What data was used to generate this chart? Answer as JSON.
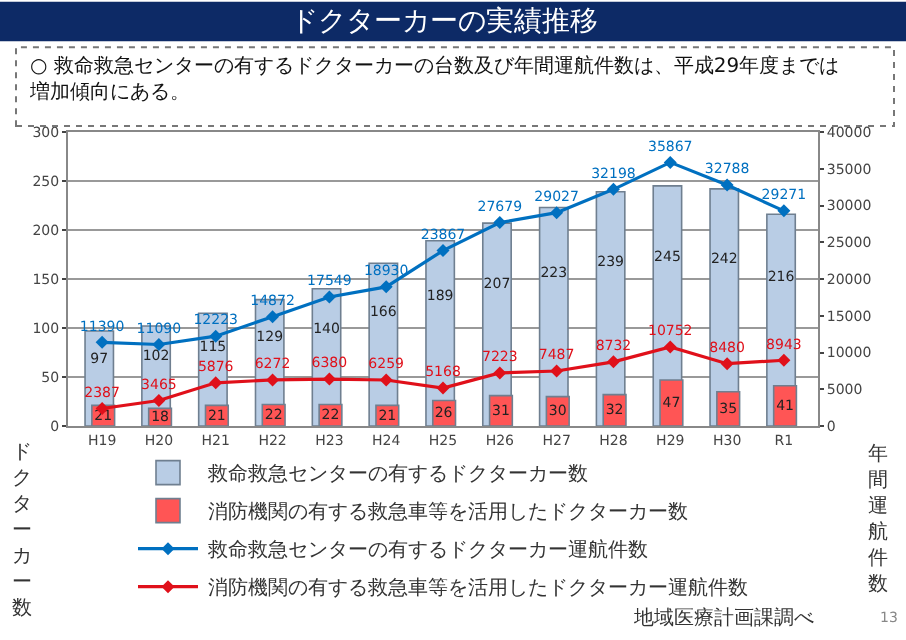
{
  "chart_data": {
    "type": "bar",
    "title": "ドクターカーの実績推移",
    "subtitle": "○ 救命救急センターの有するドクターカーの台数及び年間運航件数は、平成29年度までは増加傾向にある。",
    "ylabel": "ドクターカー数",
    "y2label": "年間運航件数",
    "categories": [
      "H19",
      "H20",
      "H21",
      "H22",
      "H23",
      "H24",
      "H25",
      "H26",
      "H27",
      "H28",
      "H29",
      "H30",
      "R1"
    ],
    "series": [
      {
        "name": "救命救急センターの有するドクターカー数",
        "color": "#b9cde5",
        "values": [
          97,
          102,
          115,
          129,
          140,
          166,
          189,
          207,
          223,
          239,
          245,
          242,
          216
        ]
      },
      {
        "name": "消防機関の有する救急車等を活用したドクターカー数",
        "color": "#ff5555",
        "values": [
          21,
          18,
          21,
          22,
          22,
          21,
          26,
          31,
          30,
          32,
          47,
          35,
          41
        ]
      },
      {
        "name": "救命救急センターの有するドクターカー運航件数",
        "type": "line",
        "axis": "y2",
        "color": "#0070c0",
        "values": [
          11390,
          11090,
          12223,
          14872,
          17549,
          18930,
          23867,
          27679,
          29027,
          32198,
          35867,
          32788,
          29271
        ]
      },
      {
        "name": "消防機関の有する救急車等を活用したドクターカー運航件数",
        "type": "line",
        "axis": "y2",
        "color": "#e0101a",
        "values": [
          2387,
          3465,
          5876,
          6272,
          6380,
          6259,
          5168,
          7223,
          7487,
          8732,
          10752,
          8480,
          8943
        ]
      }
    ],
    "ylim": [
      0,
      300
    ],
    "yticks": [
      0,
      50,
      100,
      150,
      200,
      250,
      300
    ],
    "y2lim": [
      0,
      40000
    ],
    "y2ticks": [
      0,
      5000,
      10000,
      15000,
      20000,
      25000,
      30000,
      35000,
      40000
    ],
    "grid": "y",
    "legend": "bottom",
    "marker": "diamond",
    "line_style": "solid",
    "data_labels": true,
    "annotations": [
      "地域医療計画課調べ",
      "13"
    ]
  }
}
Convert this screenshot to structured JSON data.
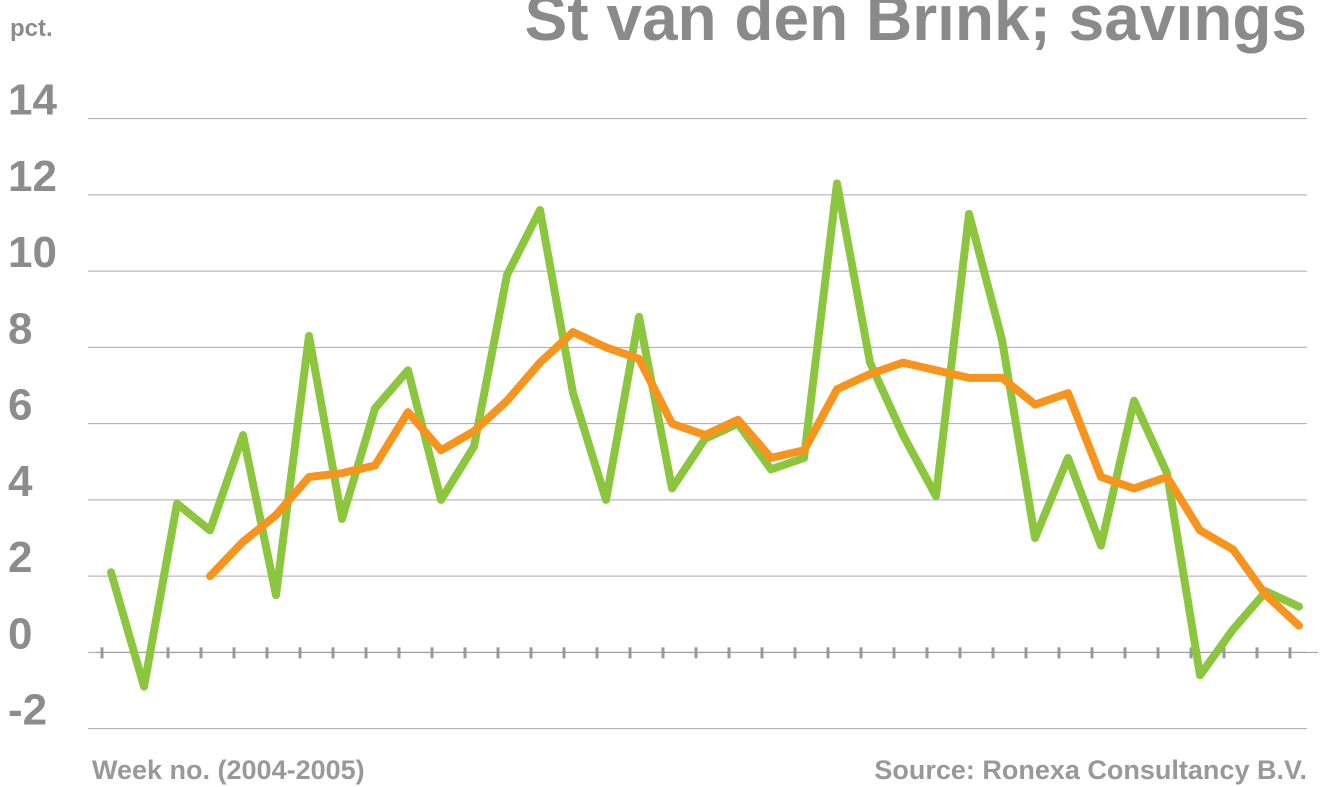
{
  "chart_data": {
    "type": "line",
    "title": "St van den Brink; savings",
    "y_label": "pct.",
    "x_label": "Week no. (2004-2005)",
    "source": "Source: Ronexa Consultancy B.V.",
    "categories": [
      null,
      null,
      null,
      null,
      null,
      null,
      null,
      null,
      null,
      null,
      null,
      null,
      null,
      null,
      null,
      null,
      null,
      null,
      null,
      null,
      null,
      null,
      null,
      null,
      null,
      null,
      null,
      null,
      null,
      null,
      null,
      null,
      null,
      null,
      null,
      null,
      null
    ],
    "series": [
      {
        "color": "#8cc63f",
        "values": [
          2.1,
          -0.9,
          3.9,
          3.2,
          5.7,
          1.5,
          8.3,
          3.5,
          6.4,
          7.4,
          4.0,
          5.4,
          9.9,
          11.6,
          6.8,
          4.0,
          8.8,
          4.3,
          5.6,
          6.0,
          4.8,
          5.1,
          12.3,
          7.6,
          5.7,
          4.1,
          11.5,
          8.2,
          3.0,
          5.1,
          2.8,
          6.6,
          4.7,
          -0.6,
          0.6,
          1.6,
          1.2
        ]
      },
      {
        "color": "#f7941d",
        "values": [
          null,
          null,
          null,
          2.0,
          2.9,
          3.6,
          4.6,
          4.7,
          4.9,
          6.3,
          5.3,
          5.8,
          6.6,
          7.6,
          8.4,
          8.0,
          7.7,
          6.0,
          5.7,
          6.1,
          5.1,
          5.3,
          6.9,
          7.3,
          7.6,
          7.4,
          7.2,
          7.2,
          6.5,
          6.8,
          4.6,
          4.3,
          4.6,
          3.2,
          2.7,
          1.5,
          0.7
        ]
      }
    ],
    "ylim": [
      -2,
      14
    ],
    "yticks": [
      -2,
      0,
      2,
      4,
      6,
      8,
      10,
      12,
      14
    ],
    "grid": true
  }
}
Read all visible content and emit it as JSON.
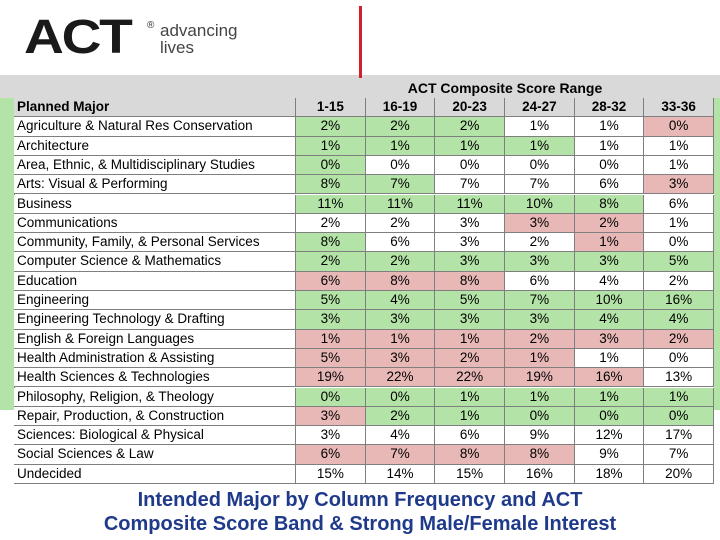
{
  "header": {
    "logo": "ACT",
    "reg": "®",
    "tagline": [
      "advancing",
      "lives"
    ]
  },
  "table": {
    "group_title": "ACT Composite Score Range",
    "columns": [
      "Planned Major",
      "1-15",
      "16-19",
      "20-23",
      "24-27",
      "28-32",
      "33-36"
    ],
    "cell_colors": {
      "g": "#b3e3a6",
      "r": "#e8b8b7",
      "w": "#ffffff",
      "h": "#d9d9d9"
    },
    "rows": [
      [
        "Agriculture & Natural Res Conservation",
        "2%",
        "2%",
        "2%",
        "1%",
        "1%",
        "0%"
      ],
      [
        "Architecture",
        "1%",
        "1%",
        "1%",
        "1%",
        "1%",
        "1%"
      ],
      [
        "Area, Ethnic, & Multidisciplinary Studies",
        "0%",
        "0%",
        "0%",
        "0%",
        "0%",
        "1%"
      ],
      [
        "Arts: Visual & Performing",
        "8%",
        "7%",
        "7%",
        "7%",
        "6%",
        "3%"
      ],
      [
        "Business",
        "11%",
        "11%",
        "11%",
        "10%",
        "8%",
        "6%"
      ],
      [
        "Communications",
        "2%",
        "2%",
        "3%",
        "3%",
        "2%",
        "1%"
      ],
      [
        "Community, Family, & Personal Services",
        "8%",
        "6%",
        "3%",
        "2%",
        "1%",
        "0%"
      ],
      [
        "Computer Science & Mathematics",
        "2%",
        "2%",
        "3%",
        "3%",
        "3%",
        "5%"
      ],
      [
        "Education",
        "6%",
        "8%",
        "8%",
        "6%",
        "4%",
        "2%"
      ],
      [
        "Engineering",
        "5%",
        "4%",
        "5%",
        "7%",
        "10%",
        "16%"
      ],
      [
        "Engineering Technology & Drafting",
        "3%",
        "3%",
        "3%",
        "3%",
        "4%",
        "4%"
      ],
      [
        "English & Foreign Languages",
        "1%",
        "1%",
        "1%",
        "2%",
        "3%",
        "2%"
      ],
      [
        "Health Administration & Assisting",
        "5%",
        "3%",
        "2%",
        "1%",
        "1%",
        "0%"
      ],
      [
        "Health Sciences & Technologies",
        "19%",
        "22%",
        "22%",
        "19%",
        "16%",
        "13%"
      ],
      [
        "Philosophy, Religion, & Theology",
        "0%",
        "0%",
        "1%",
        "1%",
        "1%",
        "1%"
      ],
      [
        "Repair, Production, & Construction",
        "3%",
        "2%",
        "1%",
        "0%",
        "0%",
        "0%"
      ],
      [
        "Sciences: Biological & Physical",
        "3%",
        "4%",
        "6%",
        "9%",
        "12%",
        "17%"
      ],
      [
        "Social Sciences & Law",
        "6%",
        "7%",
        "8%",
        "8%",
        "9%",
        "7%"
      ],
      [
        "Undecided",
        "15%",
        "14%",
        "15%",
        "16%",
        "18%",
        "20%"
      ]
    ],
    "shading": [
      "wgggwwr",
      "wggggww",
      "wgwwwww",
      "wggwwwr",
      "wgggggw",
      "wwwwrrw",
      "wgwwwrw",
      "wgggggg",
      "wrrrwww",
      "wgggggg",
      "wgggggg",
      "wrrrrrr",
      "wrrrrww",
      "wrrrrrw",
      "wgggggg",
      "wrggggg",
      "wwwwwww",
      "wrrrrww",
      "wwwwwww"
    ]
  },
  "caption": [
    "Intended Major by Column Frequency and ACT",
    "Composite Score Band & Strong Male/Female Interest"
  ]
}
========================================
**Exercise aim**. Omit the pictures, then quote the rest of the material above exactly.

**Result of this exercise**.
What data was used to generate this chart? Answer as JSON.
{
  "chart_data": {
    "type": "bar",
    "title": "ドクターカーの実績推移",
    "subtitle": "○ 救命救急センターの有するドクターカーの台数及び年間運航件数は、平成29年度までは増加傾向にある。",
    "ylabel": "ドクターカー数",
    "y2label": "年間運航件数",
    "categories": [
      "H19",
      "H20",
      "H21",
      "H22",
      "H23",
      "H24",
      "H25",
      "H26",
      "H27",
      "H28",
      "H29",
      "H30",
      "R1"
    ],
    "series": [
      {
        "name": "救命救急センターの有するドクターカー数",
        "color": "#b9cde5",
        "values": [
          97,
          102,
          115,
          129,
          140,
          166,
          189,
          207,
          223,
          239,
          245,
          242,
          216
        ]
      },
      {
        "name": "消防機関の有する救急車等を活用したドクターカー数",
        "color": "#ff5555",
        "values": [
          21,
          18,
          21,
          22,
          22,
          21,
          26,
          31,
          30,
          32,
          47,
          35,
          41
        ]
      },
      {
        "name": "救命救急センターの有するドクターカー運航件数",
        "type": "line",
        "axis": "y2",
        "color": "#0070c0",
        "values": [
          11390,
          11090,
          12223,
          14872,
          17549,
          18930,
          23867,
          27679,
          29027,
          32198,
          35867,
          32788,
          29271
        ]
      },
      {
        "name": "消防機関の有する救急車等を活用したドクターカー運航件数",
        "type": "line",
        "axis": "y2",
        "color": "#e0101a",
        "values": [
          2387,
          3465,
          5876,
          6272,
          6380,
          6259,
          5168,
          7223,
          7487,
          8732,
          10752,
          8480,
          8943
        ]
      }
    ],
    "ylim": [
      0,
      300
    ],
    "yticks": [
      0,
      50,
      100,
      150,
      200,
      250,
      300
    ],
    "y2lim": [
      0,
      40000
    ],
    "y2ticks": [
      0,
      5000,
      10000,
      15000,
      20000,
      25000,
      30000,
      35000,
      40000
    ],
    "grid": "y",
    "legend": "bottom",
    "marker": "diamond",
    "line_style": "solid",
    "data_labels": true,
    "annotations": [
      "地域医療計画課調べ",
      "13"
    ]
  }
}
Convert this screenshot to structured JSON data.
{
  "chart_data": {
    "type": "line",
    "title": "St van den Brink; savings",
    "y_label": "pct.",
    "x_label": "Week no. (2004-2005)",
    "source": "Source: Ronexa Consultancy B.V.",
    "categories": [
      null,
      null,
      null,
      null,
      null,
      null,
      null,
      null,
      null,
      null,
      null,
      null,
      null,
      null,
      null,
      null,
      null,
      null,
      null,
      null,
      null,
      null,
      null,
      null,
      null,
      null,
      null,
      null,
      null,
      null,
      null,
      null,
      null,
      null,
      null,
      null,
      null
    ],
    "series": [
      {
        "color": "#8cc63f",
        "values": [
          2.1,
          -0.9,
          3.9,
          3.2,
          5.7,
          1.5,
          8.3,
          3.5,
          6.4,
          7.4,
          4.0,
          5.4,
          9.9,
          11.6,
          6.8,
          4.0,
          8.8,
          4.3,
          5.6,
          6.0,
          4.8,
          5.1,
          12.3,
          7.6,
          5.7,
          4.1,
          11.5,
          8.2,
          3.0,
          5.1,
          2.8,
          6.6,
          4.7,
          -0.6,
          0.6,
          1.6,
          1.2
        ]
      },
      {
        "color": "#f7941d",
        "values": [
          null,
          null,
          null,
          2.0,
          2.9,
          3.6,
          4.6,
          4.7,
          4.9,
          6.3,
          5.3,
          5.8,
          6.6,
          7.6,
          8.4,
          8.0,
          7.7,
          6.0,
          5.7,
          6.1,
          5.1,
          5.3,
          6.9,
          7.3,
          7.6,
          7.4,
          7.2,
          7.2,
          6.5,
          6.8,
          4.6,
          4.3,
          4.6,
          3.2,
          2.7,
          1.5,
          0.7
        ]
      }
    ],
    "ylim": [
      -2,
      14
    ],
    "yticks": [
      -2,
      0,
      2,
      4,
      6,
      8,
      10,
      12,
      14
    ],
    "grid": true
  }
}
Read all visible content and emit it as JSON.
{
  "header": {
    "logo": "ACT",
    "reg": "®",
    "tagline": [
      "advancing",
      "lives"
    ]
  },
  "table": {
    "group_title": "ACT Composite Score Range",
    "columns": [
      "Planned Major",
      "1-15",
      "16-19",
      "20-23",
      "24-27",
      "28-32",
      "33-36"
    ],
    "cell_colors": {
      "g": "#b3e3a6",
      "r": "#e8b8b7",
      "w": "#ffffff",
      "h": "#d9d9d9"
    },
    "rows": [
      [
        "Agriculture & Natural Res Conservation",
        "2%",
        "2%",
        "2%",
        "1%",
        "1%",
        "0%"
      ],
      [
        "Architecture",
        "1%",
        "1%",
        "1%",
        "1%",
        "1%",
        "1%"
      ],
      [
        "Area, Ethnic, & Multidisciplinary Studies",
        "0%",
        "0%",
        "0%",
        "0%",
        "0%",
        "1%"
      ],
      [
        "Arts: Visual & Performing",
        "8%",
        "7%",
        "7%",
        "7%",
        "6%",
        "3%"
      ],
      [
        "Business",
        "11%",
        "11%",
        "11%",
        "10%",
        "8%",
        "6%"
      ],
      [
        "Communications",
        "2%",
        "2%",
        "3%",
        "3%",
        "2%",
        "1%"
      ],
      [
        "Community, Family, & Personal Services",
        "8%",
        "6%",
        "3%",
        "2%",
        "1%",
        "0%"
      ],
      [
        "Computer Science & Mathematics",
        "2%",
        "2%",
        "3%",
        "3%",
        "3%",
        "5%"
      ],
      [
        "Education",
        "6%",
        "8%",
        "8%",
        "6%",
        "4%",
        "2%"
      ],
      [
        "Engineering",
        "5%",
        "4%",
        "5%",
        "7%",
        "10%",
        "16%"
      ],
      [
        "Engineering Technology & Drafting",
        "3%",
        "3%",
        "3%",
        "3%",
        "4%",
        "4%"
      ],
      [
        "English & Foreign Languages",
        "1%",
        "1%",
        "1%",
        "2%",
        "3%",
        "2%"
      ],
      [
        "Health Administration & Assisting",
        "5%",
        "3%",
        "2%",
        "1%",
        "1%",
        "0%"
      ],
      [
        "Health Sciences & Technologies",
        "19%",
        "22%",
        "22%",
        "19%",
        "16%",
        "13%"
      ],
      [
        "Philosophy, Religion, & Theology",
        "0%",
        "0%",
        "1%",
        "1%",
        "1%",
        "1%"
      ],
      [
        "Repair, Production, & Construction",
        "3%",
        "2%",
        "1%",
        "0%",
        "0%",
        "0%"
      ],
      [
        "Sciences: Biological & Physical",
        "3%",
        "4%",
        "6%",
        "9%",
        "12%",
        "17%"
      ],
      [
        "Social Sciences & Law",
        "6%",
        "7%",
        "8%",
        "8%",
        "9%",
        "7%"
      ],
      [
        "Undecided",
        "15%",
        "14%",
        "15%",
        "16%",
        "18%",
        "20%"
      ]
    ],
    "shading": [
      "wgggwwr",
      "wggggww",
      "wgwwwww",
      "wggwwwr",
      "wgggggw",
      "wwwwrrw",
      "wgwwwrw",
      "wgggggg",
      "wrrrwww",
      "wgggggg",
      "wgggggg",
      "wrrrrrr",
      "wrrrrww",
      "wrrrrrw",
      "wgggggg",
      "wrggggg",
      "wwwwwww",
      "wrrrrww",
      "wwwwwww"
    ]
  },
  "caption": [
    "Intended Major by Column Frequency and ACT",
    "Composite Score Band & Strong Male/Female Interest"
  ]
}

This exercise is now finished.